#### Page extract:

* Begin *

NOTE 7.  LOAN COVENANTS

     Under the terms of the loan agreement with the bank the Company must
     maintain the following covenants:

     1. Maintain a current ratio of not less than 1.00 to 1.00

     2. Maintain a net worth plus subordinated debt of not less than $650,000.

     3. Maintain a ratio of total liabilities to net worth plus subordinated
        debt of not more than 5 to 1.

     4. Maintain a debt service coverage ratio of not less than 1.25 to 1.

     As of August 31, 1998, the Company was in default of its loan covenant
     regarding debt service coverage.

NOTE 8.  PER SHaRE COMPUTATION

     Earnings per share have been calculated based on the weighted average
     number of shares outstanding. The 4% preferred stock is considered a common
     equivalent. The number of shares used in computing net income per share was
     7,175,000.





- --------------------------------------------------------------------------------

                                 Page 25 of 29
   26
                                                            KNUSAGA CORPORATION
                                             D.B.A. HYDRAULIC TUBES AND FITTINGS
                                                   NOTES TO FINANCIAL STATEMENTS
================================================================================

                                                        August 31, 1998 and 1997


NOTE 9.  INCOME TAXES

     The provision for income taxes consists of the following components:



                                                                               1998                  1997  
                                                                         --------------------------------  
                                                                                        
     Current:                                                                                              
              Tax Due (Refundable)                                       $(   38,508)         $   329,071  
              Tax (Benefit) Recovery of Investment Tax Credits                   -0-           (   13,868)

* End *

Extracted records:
* Begin *

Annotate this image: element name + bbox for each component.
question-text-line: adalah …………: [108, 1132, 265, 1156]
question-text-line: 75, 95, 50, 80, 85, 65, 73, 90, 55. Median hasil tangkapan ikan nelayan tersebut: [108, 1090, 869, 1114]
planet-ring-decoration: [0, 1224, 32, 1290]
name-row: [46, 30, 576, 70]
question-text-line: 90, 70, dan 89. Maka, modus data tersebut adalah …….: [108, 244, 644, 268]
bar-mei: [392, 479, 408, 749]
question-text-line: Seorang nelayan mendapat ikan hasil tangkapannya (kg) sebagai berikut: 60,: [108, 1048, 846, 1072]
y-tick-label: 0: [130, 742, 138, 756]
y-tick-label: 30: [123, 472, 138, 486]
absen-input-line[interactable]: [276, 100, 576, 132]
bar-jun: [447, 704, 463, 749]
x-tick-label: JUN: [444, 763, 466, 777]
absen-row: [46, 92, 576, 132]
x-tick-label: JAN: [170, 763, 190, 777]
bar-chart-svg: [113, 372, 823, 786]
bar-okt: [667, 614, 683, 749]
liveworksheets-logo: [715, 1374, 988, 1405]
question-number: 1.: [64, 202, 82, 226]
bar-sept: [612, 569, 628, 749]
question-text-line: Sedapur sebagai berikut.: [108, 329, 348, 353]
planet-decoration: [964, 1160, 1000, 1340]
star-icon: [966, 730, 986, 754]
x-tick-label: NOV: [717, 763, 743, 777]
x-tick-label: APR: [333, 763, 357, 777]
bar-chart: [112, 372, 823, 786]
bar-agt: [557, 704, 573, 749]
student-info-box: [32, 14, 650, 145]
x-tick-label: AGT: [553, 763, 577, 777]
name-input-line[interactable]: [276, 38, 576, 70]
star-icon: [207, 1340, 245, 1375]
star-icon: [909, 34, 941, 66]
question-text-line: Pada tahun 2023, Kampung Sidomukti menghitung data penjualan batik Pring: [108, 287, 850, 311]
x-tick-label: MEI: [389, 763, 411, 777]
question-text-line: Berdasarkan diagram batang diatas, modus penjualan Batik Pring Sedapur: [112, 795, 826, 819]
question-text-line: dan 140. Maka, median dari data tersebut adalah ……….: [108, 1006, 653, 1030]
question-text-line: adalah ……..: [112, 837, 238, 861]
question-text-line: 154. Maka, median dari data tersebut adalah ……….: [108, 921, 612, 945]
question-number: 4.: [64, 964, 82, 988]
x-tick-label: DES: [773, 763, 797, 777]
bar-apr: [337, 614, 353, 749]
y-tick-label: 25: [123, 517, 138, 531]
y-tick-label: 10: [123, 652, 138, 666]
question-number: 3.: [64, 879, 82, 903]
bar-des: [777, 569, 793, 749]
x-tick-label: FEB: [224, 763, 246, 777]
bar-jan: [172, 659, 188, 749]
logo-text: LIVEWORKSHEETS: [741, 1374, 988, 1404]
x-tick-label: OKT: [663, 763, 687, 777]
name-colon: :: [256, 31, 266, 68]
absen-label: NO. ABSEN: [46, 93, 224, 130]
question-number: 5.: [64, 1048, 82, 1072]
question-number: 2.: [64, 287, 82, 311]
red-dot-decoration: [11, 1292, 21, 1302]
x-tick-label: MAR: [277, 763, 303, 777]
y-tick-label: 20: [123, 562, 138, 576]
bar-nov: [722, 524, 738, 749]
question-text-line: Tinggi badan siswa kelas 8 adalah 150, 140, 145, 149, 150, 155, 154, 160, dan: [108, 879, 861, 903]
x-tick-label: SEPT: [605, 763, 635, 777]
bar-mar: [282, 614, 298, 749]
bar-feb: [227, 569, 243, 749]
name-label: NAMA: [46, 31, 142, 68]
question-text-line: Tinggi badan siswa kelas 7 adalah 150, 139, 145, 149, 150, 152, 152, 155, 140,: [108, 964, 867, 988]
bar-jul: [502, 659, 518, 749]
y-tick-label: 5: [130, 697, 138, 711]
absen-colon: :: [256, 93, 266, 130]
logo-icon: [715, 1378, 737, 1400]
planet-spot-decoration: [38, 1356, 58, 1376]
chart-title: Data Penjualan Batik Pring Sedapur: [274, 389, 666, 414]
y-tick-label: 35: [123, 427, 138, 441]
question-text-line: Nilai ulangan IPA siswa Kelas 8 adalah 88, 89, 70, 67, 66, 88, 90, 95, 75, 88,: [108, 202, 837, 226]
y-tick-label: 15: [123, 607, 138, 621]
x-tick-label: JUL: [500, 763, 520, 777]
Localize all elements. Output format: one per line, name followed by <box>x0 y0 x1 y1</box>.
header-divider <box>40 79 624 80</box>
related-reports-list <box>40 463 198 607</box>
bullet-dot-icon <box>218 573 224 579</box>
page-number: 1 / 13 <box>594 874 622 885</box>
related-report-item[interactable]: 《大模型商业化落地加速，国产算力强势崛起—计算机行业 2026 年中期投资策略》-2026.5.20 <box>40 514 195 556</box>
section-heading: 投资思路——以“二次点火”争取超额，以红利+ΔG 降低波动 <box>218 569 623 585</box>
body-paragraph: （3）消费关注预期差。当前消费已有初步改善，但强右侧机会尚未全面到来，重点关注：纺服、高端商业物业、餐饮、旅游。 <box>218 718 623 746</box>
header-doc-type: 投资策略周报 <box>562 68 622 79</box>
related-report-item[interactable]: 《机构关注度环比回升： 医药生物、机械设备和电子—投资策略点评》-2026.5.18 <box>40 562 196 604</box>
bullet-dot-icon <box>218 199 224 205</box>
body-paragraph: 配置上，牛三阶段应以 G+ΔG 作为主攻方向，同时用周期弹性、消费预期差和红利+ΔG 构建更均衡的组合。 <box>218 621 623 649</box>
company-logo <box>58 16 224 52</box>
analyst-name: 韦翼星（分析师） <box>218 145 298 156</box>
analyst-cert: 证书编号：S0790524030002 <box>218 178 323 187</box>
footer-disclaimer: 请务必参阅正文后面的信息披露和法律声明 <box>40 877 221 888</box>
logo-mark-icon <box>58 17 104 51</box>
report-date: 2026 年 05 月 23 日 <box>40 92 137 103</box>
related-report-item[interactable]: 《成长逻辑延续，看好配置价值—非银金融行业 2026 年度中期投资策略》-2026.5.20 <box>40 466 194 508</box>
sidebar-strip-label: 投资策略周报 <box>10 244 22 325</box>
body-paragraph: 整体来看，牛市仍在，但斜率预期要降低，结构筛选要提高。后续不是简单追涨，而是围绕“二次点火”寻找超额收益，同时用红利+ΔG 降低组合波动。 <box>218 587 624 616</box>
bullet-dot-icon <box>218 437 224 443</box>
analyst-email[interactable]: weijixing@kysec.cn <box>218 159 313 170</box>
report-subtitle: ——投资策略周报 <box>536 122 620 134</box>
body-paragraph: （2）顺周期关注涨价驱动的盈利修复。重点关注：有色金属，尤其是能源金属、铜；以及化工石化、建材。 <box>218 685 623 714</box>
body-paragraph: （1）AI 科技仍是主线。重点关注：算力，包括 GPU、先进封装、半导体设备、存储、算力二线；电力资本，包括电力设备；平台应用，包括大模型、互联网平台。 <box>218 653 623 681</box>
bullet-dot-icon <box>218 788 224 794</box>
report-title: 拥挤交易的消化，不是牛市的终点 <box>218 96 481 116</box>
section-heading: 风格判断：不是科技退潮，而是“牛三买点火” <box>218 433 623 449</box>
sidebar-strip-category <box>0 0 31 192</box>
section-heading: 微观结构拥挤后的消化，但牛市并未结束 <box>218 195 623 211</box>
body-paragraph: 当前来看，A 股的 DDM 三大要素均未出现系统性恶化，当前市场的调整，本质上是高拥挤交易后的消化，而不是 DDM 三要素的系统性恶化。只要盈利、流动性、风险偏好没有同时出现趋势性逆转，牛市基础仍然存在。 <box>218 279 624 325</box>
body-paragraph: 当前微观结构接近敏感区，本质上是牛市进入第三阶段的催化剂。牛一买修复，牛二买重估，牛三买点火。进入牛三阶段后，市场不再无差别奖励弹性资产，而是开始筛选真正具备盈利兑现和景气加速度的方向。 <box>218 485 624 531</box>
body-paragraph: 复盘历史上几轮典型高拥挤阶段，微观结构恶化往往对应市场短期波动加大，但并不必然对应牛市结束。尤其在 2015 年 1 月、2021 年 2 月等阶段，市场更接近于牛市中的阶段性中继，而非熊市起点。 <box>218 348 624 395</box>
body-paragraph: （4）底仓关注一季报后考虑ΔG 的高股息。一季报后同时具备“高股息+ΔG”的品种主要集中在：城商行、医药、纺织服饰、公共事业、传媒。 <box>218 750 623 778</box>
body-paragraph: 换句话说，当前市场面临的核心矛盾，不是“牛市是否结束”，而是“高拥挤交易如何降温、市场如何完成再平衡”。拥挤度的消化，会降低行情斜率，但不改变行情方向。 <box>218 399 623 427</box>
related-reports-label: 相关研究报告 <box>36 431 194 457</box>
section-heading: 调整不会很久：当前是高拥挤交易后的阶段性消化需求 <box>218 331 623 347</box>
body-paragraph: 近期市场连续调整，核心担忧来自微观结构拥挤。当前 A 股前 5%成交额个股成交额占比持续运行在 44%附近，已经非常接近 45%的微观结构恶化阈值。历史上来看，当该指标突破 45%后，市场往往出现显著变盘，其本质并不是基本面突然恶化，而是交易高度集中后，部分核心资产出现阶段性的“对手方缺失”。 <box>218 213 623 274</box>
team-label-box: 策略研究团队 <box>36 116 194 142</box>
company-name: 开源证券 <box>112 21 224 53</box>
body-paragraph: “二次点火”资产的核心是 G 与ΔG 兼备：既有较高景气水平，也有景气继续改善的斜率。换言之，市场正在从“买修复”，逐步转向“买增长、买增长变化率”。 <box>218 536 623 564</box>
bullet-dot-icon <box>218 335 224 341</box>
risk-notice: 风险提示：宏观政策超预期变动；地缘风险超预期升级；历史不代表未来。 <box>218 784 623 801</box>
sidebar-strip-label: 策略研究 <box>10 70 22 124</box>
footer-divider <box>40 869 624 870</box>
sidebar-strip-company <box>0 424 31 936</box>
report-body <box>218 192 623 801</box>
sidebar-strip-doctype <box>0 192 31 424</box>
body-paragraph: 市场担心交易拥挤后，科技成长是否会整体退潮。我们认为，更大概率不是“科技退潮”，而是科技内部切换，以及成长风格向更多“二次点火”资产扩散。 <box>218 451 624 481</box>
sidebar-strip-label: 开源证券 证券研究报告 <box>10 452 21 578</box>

* End *

#### What you need to do:
1) List the four loan covenants that the financial statement notes say the Company must maintain under its loan agreement with the bank.
2) According to the financial statement notes, how many shares were used in computing net income per share?
3) Carry on the financial statement notes from the point where they stop.

#### Task-by-task outputs:
1)
1. A current ratio of not less than 1.00 to 1.00
2. A net worth plus subordinated debt of not less than $650,000
3. A ratio of total liabilities to net worth plus subordinated debt of not more than 5 to 1
4. A debt service coverage ratio of not less than 1.25 to 1

2) 7,175,000 shares.

3)
                                                                         ................................  
                       Net Tax Expense (Recovery)                        $(   38,508)         $   315,203  
                                                                         ================================  
                                                                                                           
          Deferred taxes are detailed as follows:                                                          
                                                                                                           
                                                                                1998                  1997 
                                                                         --------------------------------- 
     Deferred Income Tax Liability - Depreciation                        $    59,655          $     41,826 
     ..................................................................................................... 
     Deferred Income Tax Assets                                                                            
          Accrued Expenses                                                    65,221                64,469 
     Valuation Allowance                                                  (    5,565)           (   22,643)
     ..................................................................................................... 
     Net Deferred Income Tax Asset                                            59,655                41,826 
     ..................................................................................................... 
     Net Deferred Income Taxes                                           $       -0-          $        -0- 
     ===================================================================================================== 

     
     The valuation allowance was estimated to offset the deferred tax asset
     because it is uncertain that the company will ever realize the tax benefit.

     During the year ended August 31, 1997 the Company utilized investment
     credits totaling $13,868 to offset its current year federal income taxes.

NOTE 10.  RELATED PARTY TRANSACTION

     As disclosed in Note 6 to the financial statements, certain stockholders
     and officers are major creditors of the Company. Amounts due to the
     stockholders and officers as of August 31, 1998 and 1997 totaled $407,253.
     Interest accrued on these notes at August 31, 1998 and 1997 totaled
     $420,387 and $371,617, respectively. Interest expense accrued for the years
     ended August 31, 1998 and 1997 was $48,770 and $51,288, respectively.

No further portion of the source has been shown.